▸ PROVIDED ENTRIES:
★ ★ ★ ★ ★

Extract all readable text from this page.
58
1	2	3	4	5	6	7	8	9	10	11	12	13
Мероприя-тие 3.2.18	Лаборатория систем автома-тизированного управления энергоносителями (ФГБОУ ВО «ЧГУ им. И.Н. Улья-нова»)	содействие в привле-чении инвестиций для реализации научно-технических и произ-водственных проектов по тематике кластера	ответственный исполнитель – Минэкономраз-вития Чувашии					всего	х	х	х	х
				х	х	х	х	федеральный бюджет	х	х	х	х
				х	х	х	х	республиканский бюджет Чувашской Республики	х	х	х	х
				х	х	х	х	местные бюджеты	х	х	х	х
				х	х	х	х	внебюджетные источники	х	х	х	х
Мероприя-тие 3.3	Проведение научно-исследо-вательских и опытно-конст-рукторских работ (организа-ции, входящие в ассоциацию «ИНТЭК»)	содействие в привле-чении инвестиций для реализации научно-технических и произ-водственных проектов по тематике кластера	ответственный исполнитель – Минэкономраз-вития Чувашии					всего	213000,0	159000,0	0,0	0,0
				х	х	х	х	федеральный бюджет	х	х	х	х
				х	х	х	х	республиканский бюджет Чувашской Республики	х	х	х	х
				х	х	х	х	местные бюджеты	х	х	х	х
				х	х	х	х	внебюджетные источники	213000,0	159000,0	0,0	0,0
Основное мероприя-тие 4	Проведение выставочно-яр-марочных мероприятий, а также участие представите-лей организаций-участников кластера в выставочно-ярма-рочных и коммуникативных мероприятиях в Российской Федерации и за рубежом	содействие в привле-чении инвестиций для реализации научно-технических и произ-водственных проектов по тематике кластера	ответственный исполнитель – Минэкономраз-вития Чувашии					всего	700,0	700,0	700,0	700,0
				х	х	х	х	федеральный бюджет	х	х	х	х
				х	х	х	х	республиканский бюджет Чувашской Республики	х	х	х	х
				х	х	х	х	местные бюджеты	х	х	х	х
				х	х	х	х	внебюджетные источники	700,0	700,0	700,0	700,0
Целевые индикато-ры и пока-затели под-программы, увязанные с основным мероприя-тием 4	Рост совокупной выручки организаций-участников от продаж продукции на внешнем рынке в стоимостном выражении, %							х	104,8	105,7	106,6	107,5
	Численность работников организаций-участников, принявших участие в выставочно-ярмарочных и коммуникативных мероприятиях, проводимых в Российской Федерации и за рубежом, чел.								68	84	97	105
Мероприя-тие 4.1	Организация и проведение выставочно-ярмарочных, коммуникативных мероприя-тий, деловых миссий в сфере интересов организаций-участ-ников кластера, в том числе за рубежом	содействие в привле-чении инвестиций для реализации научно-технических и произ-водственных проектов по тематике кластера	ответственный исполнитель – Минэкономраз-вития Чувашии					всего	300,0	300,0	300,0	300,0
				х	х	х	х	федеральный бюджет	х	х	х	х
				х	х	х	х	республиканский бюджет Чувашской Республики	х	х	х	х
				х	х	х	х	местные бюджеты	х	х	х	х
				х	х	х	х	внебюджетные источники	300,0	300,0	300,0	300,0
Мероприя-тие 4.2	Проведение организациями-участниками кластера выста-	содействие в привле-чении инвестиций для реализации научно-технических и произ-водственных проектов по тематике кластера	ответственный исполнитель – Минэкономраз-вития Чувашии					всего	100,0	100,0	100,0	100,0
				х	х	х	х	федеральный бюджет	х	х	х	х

★ ★ ★ ★ ★

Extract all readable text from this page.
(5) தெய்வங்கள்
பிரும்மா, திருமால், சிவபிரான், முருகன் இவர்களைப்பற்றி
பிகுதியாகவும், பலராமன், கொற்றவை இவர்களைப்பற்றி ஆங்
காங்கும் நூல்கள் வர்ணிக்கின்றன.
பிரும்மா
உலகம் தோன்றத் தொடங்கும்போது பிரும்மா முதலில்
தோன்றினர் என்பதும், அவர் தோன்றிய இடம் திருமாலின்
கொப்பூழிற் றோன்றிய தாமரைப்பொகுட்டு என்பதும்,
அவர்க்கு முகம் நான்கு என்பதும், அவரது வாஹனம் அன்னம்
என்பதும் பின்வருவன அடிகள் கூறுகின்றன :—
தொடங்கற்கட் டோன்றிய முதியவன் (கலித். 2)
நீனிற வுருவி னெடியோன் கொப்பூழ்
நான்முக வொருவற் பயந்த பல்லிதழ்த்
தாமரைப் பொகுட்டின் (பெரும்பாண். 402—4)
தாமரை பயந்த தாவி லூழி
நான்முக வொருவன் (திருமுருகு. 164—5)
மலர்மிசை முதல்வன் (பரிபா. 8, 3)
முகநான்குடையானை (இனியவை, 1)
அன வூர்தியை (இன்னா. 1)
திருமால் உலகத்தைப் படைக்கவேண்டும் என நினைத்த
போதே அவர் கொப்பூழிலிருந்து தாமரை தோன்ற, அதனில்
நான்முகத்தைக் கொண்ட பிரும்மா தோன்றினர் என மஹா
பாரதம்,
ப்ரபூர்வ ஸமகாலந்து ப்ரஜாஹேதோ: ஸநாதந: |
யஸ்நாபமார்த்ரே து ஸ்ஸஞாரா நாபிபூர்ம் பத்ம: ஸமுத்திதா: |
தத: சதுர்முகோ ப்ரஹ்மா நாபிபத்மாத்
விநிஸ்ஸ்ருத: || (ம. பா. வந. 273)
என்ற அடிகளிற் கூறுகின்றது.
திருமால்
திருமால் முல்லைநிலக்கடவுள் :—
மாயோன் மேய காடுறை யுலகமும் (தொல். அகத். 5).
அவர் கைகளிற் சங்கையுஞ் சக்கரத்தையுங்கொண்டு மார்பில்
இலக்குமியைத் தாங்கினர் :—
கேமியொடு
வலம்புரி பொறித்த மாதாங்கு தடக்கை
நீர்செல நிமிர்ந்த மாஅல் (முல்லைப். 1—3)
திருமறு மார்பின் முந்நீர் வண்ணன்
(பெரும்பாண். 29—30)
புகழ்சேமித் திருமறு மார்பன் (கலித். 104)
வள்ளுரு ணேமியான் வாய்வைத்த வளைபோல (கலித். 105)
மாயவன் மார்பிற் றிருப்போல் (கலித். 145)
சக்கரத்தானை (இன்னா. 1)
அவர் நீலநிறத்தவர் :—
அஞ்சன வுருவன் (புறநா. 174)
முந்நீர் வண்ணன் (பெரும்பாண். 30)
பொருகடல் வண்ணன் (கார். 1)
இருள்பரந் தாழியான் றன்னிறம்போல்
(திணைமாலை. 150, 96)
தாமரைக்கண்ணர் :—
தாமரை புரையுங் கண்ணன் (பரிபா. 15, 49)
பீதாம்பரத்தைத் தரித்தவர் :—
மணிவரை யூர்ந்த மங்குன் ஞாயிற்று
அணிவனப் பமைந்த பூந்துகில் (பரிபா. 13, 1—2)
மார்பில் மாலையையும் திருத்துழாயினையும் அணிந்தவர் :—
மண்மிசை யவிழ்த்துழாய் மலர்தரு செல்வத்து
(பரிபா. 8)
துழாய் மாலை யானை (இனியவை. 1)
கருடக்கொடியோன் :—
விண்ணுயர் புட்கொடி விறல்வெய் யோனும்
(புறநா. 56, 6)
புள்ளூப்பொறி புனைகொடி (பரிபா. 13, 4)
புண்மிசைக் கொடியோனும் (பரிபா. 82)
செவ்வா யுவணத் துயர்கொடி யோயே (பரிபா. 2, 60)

★ ★ ★ ★ ★

Provide the count, and nothing else, of lines in the data above where the word "коммуникативных" occurs.

3